Supplied data:
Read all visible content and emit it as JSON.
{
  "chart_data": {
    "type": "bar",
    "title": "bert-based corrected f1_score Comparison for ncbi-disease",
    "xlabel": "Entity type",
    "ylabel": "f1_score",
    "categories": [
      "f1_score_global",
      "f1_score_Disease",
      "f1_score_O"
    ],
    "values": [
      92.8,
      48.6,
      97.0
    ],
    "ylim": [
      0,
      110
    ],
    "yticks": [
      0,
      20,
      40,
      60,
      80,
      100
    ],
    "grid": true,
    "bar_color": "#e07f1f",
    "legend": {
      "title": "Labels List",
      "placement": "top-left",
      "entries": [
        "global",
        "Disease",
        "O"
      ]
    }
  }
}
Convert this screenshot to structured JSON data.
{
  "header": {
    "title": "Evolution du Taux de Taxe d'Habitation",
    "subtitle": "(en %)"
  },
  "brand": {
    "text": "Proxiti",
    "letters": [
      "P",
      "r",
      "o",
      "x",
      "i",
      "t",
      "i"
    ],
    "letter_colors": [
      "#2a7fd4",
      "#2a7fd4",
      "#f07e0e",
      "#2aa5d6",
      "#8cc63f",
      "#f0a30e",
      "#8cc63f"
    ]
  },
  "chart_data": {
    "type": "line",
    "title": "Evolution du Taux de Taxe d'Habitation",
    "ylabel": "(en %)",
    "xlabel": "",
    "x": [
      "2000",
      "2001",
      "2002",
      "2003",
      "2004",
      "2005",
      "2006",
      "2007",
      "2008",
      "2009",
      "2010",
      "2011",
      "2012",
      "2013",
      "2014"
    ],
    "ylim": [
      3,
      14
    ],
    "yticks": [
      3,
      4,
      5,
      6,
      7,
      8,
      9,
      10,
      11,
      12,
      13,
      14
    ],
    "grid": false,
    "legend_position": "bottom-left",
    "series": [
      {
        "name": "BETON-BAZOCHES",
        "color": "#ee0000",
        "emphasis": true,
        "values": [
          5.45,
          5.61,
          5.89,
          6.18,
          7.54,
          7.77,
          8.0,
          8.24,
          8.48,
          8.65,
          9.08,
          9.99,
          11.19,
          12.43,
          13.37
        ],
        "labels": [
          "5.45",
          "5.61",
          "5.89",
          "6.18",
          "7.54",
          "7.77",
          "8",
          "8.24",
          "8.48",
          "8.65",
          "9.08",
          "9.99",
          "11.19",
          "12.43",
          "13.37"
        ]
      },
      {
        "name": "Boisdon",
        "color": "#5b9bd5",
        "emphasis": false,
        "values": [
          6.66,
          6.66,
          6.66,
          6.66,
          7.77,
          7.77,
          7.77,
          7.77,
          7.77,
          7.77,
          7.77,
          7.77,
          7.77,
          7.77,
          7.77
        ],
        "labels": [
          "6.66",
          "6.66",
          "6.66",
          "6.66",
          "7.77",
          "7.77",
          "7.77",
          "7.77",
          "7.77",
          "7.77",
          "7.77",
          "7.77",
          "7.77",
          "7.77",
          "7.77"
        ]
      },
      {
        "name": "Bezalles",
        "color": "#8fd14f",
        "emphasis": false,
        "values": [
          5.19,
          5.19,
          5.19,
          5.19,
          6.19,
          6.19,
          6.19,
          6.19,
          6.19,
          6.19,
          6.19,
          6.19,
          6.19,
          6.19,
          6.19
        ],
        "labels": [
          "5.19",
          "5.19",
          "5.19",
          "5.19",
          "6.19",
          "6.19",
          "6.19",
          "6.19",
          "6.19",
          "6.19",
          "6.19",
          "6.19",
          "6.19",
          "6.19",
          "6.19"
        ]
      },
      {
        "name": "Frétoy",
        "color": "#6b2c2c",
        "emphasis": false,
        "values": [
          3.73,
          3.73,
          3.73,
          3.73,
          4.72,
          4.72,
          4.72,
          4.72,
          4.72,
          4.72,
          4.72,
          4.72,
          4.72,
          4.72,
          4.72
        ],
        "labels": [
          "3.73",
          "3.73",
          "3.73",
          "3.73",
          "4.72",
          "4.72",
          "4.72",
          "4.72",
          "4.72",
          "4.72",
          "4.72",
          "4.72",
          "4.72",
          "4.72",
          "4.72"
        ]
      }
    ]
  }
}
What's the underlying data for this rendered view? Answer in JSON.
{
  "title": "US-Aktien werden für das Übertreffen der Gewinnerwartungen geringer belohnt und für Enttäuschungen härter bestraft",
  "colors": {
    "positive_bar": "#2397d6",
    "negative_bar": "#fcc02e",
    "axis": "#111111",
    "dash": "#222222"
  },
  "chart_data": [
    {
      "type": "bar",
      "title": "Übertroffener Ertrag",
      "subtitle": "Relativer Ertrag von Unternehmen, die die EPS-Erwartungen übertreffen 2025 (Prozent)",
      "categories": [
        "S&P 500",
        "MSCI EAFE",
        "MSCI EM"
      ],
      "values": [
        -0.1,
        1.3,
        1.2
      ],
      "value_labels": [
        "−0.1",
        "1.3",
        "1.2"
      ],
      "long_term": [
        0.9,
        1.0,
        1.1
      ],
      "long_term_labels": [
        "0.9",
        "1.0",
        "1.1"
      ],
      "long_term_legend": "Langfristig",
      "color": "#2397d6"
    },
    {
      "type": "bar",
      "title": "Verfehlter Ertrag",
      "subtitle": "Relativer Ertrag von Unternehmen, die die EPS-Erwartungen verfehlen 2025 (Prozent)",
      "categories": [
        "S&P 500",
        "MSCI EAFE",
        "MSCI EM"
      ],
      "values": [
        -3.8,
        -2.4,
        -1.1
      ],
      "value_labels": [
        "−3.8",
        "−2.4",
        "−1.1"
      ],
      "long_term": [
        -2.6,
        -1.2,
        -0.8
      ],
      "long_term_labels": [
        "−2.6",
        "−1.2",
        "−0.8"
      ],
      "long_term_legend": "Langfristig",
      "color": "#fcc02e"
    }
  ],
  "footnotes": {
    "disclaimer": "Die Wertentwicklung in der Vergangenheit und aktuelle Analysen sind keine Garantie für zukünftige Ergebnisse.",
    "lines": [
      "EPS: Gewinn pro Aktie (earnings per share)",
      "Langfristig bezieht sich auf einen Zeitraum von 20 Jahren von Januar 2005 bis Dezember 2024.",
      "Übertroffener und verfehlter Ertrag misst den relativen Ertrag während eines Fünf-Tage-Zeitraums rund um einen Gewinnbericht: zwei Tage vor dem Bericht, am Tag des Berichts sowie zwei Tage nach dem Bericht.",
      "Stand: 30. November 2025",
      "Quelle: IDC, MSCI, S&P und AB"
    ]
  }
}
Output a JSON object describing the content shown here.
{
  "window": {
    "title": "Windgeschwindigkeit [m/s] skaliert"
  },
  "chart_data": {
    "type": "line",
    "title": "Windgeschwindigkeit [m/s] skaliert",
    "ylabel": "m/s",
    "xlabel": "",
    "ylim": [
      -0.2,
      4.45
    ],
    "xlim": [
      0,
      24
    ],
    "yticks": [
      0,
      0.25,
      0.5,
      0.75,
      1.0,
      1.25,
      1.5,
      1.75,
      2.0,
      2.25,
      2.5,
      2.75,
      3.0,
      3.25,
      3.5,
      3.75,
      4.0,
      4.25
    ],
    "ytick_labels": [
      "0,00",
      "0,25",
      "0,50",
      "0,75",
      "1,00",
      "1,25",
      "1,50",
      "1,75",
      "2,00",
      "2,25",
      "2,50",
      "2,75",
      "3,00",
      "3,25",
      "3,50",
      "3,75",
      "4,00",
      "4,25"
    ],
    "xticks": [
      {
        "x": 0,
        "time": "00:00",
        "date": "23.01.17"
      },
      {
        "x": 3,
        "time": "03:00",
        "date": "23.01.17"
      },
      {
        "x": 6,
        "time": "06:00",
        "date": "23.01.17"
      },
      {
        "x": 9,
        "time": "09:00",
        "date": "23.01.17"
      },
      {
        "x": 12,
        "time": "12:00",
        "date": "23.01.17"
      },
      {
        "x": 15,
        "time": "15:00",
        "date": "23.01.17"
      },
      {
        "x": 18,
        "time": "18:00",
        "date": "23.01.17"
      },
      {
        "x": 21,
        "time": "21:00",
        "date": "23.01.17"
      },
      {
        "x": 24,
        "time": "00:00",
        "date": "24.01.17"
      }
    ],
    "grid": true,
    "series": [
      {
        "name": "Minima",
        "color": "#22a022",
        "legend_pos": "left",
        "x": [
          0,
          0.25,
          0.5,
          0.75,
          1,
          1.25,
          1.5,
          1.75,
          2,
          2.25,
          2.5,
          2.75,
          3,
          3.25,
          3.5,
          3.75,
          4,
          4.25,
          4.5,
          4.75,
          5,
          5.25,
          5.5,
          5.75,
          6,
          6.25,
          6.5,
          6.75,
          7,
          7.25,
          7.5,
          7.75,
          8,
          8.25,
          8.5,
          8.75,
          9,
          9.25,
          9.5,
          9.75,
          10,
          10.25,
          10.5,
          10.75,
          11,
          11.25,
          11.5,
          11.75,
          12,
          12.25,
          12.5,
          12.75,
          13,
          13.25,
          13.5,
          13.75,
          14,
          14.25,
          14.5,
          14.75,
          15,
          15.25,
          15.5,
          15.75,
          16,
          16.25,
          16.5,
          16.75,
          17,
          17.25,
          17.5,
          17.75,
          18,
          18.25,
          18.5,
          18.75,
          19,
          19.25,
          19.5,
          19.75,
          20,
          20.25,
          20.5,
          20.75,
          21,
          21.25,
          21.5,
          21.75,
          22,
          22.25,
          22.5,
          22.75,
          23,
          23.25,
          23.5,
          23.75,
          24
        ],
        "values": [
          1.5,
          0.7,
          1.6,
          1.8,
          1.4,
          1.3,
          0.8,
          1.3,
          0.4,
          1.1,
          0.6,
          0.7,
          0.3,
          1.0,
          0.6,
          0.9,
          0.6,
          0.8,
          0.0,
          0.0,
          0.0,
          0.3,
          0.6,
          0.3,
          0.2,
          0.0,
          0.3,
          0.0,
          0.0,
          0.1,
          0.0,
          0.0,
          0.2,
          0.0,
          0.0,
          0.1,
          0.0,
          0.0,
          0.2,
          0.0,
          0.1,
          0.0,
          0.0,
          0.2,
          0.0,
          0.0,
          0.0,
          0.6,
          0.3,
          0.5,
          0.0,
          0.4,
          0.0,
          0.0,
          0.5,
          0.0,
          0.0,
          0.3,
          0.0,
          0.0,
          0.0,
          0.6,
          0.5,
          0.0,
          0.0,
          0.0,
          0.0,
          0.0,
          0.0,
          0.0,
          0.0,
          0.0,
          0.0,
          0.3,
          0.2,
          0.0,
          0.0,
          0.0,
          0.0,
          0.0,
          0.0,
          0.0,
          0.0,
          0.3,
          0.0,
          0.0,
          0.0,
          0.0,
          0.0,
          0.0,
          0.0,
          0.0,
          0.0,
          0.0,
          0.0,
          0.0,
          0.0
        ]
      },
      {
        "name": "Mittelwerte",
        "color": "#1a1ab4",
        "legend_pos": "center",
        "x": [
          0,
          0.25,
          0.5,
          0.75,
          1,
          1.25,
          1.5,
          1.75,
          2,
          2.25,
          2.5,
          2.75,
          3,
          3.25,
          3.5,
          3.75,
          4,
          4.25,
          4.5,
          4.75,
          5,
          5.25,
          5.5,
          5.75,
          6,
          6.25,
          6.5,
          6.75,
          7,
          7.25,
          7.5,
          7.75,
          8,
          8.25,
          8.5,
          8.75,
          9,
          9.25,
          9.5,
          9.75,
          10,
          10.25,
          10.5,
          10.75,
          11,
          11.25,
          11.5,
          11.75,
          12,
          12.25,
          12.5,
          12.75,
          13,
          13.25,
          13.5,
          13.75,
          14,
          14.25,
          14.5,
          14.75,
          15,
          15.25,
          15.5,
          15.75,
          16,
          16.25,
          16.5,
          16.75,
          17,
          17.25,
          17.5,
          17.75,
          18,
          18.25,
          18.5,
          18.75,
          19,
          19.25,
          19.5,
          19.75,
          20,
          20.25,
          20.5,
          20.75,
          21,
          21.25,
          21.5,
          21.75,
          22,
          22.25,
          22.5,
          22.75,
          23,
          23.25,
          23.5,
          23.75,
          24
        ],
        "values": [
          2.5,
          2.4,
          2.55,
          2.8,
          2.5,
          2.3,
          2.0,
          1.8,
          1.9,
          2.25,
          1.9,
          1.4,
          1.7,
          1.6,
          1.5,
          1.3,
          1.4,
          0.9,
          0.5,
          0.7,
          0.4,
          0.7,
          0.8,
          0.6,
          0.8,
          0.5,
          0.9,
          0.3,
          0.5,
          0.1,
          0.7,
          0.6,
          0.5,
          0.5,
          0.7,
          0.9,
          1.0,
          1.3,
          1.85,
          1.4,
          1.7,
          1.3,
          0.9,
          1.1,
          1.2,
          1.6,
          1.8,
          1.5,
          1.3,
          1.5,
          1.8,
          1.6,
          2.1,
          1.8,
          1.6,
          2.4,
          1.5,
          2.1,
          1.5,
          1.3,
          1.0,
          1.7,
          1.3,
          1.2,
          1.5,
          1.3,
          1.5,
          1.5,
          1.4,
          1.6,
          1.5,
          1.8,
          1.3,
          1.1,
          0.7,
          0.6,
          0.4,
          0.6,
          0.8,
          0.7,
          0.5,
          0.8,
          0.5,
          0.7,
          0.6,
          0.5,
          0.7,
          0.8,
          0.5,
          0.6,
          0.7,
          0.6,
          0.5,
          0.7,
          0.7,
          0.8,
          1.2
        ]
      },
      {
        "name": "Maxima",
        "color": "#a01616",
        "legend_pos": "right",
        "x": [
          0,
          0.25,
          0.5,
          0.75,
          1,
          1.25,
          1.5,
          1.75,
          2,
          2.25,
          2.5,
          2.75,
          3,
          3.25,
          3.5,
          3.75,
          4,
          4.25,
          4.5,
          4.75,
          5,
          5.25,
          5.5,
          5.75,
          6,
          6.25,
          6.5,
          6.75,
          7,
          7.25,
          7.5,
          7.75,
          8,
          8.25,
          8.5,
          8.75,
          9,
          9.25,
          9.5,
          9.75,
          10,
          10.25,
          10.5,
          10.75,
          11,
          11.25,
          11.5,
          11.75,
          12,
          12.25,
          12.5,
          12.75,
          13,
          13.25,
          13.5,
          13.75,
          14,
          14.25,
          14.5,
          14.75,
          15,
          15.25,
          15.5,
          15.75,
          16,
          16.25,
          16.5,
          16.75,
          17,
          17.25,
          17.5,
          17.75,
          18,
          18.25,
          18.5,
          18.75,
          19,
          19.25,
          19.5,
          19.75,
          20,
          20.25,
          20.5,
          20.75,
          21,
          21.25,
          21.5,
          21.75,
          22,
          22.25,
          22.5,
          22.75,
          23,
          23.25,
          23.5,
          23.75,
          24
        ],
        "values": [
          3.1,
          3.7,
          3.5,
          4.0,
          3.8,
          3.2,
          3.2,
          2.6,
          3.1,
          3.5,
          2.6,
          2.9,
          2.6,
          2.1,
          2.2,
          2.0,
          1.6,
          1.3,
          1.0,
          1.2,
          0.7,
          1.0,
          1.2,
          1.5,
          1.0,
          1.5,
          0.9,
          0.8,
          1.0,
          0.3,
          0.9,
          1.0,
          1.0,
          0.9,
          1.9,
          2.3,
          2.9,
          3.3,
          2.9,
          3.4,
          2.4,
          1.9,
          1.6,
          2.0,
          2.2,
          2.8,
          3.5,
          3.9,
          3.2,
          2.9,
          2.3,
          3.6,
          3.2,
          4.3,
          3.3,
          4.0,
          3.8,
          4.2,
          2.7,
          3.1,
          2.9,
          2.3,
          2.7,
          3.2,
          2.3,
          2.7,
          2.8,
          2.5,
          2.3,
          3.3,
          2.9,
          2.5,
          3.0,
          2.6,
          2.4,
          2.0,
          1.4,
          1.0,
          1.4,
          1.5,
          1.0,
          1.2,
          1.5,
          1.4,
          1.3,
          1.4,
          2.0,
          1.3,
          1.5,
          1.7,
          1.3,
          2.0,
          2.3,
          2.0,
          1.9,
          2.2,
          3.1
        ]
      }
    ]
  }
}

Problem to solve:
Exactly how many lines in the data above contain the word "Windgeschwindigkeit"? Respond with the number and nothing more.

Exercise solution:
2